GOAL —
Leave out the pictures and repeat exactly the lines from the one containing "Extract all readable text from this page." through the end of the records.

MATERIAL FOR THE TASK —
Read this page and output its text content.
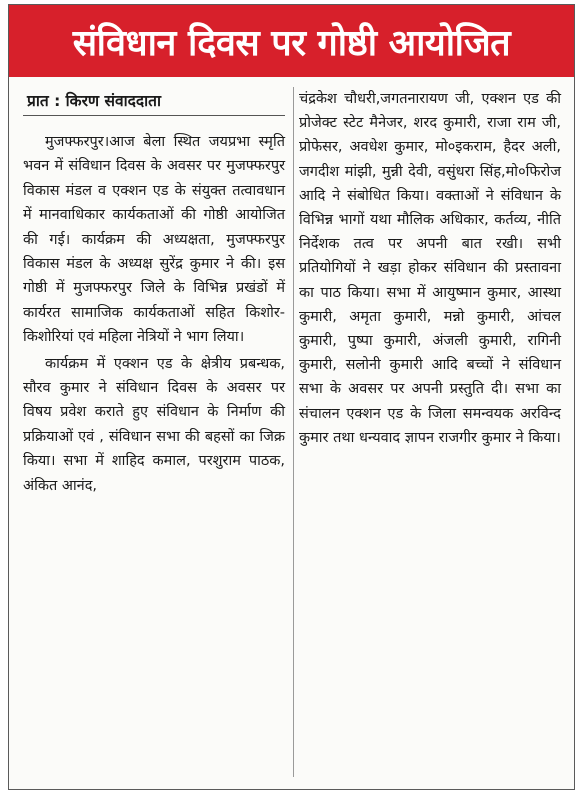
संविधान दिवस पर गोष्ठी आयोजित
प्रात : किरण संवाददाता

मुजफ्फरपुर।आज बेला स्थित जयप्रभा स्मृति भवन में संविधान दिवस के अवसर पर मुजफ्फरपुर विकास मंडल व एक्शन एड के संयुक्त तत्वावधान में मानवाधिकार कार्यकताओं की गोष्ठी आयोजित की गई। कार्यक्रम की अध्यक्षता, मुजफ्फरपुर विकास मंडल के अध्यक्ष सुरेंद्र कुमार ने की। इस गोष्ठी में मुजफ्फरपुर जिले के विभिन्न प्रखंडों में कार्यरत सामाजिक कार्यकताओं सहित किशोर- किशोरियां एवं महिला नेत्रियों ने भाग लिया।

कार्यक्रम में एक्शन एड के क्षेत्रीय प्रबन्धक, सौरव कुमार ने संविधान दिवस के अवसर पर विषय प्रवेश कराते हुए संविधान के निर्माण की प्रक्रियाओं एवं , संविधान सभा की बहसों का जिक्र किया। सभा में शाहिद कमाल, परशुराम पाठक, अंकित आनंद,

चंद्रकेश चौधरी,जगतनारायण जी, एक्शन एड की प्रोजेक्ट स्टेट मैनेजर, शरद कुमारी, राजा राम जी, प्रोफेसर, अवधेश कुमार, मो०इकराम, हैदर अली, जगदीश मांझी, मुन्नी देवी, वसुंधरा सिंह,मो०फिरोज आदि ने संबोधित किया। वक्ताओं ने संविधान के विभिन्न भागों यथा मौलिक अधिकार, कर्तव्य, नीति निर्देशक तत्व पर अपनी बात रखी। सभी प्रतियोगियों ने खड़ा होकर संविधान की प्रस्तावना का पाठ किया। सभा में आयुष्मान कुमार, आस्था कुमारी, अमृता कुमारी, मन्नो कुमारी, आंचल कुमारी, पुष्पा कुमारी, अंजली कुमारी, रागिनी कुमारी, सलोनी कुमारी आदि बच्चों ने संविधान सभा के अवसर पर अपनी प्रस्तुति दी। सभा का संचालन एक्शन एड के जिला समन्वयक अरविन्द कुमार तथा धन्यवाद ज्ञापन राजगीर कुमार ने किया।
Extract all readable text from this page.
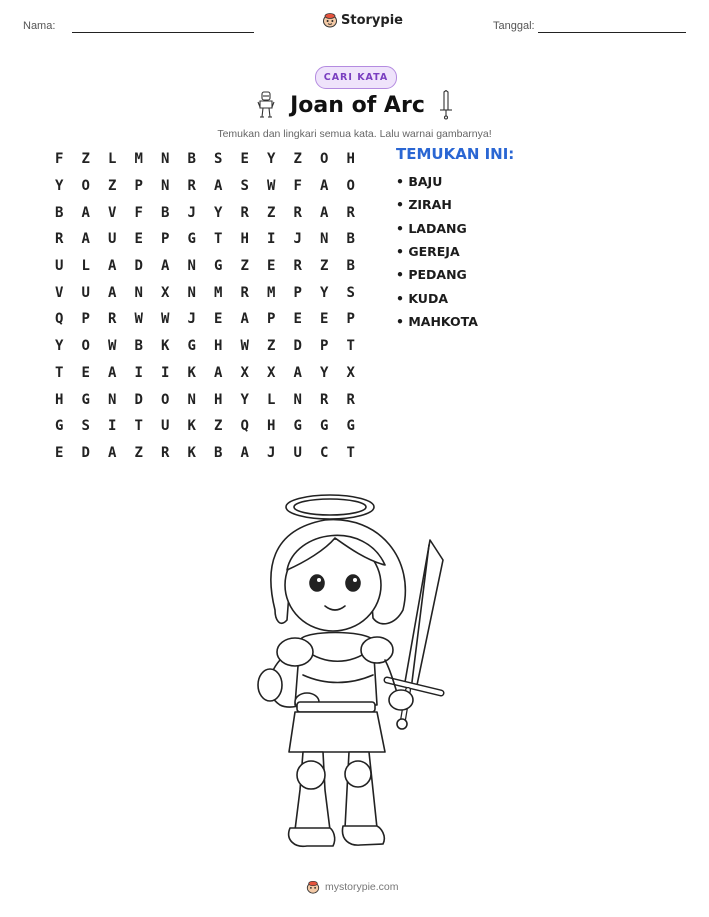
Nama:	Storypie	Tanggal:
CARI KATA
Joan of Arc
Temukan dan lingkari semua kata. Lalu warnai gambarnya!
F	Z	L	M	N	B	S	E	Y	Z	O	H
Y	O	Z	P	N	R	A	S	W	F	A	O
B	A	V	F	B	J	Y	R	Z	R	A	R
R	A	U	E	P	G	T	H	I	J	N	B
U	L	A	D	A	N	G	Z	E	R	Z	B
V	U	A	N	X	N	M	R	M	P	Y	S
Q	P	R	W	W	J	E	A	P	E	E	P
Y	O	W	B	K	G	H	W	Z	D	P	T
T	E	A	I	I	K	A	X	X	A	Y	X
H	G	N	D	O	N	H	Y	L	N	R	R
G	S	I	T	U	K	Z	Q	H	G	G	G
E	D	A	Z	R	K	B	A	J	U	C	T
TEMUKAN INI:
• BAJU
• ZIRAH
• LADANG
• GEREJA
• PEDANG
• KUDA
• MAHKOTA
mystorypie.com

THE ANSWER —
Extract all readable text from this page.
Nama:	Storypie	Tanggal:
CARI KATA
Joan of Arc
Temukan dan lingkari semua kata. Lalu warnai gambarnya!
F	Z	L	M	N	B	S	E	Y	Z	O	H
Y	O	Z	P	N	R	A	S	W	F	A	O
B	A	V	F	B	J	Y	R	Z	R	A	R
R	A	U	E	P	G	T	H	I	J	N	B
U	L	A	D	A	N	G	Z	E	R	Z	B
V	U	A	N	X	N	M	R	M	P	Y	S
Q	P	R	W	W	J	E	A	P	E	E	P
Y	O	W	B	K	G	H	W	Z	D	P	T
T	E	A	I	I	K	A	X	X	A	Y	X
H	G	N	D	O	N	H	Y	L	N	R	R
G	S	I	T	U	K	Z	Q	H	G	G	G
E	D	A	Z	R	K	B	A	J	U	C	T
TEMUKAN INI:
• BAJU
• ZIRAH
• LADANG
• GEREJA
• PEDANG
• KUDA
• MAHKOTA
mystorypie.com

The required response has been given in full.